**EXERCISE TASK**
Only the lines from the one containing "Read out every word on this page." through the end of the data below should be copied, each exactly as written and with both ends kept.

**MATERIAL SHOWN**
----------------------------------------

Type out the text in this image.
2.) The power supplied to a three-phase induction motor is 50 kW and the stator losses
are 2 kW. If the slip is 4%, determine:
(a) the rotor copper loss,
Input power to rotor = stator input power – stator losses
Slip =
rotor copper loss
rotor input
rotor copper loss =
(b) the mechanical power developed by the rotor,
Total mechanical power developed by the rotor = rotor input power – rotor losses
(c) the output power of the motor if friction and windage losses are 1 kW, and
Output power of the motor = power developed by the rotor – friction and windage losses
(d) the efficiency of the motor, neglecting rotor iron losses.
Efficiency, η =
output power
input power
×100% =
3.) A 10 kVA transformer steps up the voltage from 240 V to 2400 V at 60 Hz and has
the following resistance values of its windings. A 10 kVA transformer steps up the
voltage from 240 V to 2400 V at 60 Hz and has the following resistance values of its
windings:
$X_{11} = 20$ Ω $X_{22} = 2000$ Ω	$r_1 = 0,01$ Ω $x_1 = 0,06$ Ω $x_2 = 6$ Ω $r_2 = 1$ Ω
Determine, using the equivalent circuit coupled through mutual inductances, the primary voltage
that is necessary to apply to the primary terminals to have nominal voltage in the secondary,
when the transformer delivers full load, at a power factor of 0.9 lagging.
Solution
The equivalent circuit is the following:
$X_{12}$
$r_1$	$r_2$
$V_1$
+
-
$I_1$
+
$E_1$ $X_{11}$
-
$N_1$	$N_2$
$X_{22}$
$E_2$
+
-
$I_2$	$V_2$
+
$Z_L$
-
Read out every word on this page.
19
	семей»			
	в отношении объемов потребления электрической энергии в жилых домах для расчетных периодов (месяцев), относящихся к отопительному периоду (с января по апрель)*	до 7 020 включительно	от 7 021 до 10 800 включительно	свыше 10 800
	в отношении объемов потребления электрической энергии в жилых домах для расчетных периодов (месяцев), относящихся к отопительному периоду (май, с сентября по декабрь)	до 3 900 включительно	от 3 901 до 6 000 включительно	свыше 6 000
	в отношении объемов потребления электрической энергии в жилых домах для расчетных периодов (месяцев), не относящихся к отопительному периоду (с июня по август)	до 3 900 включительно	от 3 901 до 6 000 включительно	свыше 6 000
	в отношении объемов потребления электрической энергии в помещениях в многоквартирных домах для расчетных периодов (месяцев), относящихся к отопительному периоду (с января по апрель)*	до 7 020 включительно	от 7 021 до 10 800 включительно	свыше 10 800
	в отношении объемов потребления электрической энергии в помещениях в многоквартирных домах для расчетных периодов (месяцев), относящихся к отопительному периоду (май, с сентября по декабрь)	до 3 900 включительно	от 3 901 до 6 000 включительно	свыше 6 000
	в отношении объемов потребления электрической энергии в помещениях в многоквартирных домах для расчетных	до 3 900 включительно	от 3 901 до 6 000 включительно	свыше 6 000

----------------------------------------

**THE COMPLETED TASK**
Read out every word on this page.
19
	семей»			
	в отношении объемов потребления электрической энергии в жилых домах для расчетных периодов (месяцев), относящихся к отопительному периоду (с января по апрель)*	до 7 020 включительно	от 7 021 до 10 800 включительно	свыше 10 800
	в отношении объемов потребления электрической энергии в жилых домах для расчетных периодов (месяцев), относящихся к отопительному периоду (май, с сентября по декабрь)	до 3 900 включительно	от 3 901 до 6 000 включительно	свыше 6 000
	в отношении объемов потребления электрической энергии в жилых домах для расчетных периодов (месяцев), не относящихся к отопительному периоду (с июня по август)	до 3 900 включительно	от 3 901 до 6 000 включительно	свыше 6 000
	в отношении объемов потребления электрической энергии в помещениях в многоквартирных домах для расчетных периодов (месяцев), относящихся к отопительному периоду (с января по апрель)*	до 7 020 включительно	от 7 021 до 10 800 включительно	свыше 10 800
	в отношении объемов потребления электрической энергии в помещениях в многоквартирных домах для расчетных периодов (месяцев), относящихся к отопительному периоду (май, с сентября по декабрь)	до 3 900 включительно	от 3 901 до 6 000 включительно	свыше 6 000
	в отношении объемов потребления электрической энергии в помещениях в многоквартирных домах для расчетных	до 3 900 включительно	от 3 901 до 6 000 включительно	свыше 6 000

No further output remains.